**Required task**
Pull out every line below that holds the word "назначения".

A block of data
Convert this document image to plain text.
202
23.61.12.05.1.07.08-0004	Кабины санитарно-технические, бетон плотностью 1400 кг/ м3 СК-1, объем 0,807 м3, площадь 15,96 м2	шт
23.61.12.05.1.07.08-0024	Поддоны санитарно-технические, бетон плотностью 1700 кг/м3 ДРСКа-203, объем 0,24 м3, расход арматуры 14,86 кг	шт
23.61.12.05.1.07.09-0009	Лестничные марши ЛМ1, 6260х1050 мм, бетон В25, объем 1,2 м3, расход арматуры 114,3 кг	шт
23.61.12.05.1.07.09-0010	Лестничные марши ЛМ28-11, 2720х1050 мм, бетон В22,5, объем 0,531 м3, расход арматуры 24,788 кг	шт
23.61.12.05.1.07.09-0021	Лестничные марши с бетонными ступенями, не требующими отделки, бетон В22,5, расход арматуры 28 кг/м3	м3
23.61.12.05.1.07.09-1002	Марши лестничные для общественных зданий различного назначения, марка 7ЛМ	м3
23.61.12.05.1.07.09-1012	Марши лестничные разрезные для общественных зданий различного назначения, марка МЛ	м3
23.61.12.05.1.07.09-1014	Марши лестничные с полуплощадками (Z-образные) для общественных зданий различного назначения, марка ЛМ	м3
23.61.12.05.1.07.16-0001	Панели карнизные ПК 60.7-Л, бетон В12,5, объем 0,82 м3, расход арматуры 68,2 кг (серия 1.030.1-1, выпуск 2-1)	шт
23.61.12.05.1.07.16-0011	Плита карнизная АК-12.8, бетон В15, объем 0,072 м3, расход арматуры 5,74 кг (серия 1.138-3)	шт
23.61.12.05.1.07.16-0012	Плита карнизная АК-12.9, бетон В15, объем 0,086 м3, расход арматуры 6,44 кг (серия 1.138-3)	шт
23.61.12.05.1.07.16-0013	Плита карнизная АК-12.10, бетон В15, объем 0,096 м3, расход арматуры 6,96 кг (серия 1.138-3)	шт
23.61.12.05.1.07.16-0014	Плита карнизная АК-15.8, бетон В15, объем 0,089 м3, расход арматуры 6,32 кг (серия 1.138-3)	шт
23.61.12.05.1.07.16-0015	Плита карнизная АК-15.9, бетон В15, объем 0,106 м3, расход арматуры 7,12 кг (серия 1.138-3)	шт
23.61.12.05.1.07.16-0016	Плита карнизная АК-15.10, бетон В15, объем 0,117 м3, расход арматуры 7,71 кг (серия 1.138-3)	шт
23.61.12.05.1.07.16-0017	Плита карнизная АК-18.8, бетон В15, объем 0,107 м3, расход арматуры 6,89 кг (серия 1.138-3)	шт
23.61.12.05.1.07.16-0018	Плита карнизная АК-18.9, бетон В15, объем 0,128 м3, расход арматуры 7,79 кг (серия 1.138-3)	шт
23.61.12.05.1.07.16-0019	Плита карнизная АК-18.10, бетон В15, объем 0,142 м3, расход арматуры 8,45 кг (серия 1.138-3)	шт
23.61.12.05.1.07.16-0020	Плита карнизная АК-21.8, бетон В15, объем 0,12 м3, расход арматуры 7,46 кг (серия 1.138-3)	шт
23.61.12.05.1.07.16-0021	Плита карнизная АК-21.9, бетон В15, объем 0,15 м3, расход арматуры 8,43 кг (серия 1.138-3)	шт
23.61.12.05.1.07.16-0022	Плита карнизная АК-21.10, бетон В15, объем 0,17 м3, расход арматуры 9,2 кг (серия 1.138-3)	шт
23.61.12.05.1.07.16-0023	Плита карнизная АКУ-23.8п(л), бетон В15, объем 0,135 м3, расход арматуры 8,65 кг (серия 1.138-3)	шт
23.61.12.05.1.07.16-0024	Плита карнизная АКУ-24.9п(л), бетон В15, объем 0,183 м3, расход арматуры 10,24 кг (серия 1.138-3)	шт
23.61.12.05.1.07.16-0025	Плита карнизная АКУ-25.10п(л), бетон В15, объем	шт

**Result of this exercise**
23.61.12.05.1.07.09-1002	Марши лестничные для общественных зданий различного назначения, марка 7ЛМ	м3
23.61.12.05.1.07.09-1012	Марши лестничные разрезные для общественных зданий различного назначения, марка МЛ	м3
23.61.12.05.1.07.09-1014	Марши лестничные с полуплощадками (Z-образные) для общественных зданий различного назначения, марка ЛМ	м3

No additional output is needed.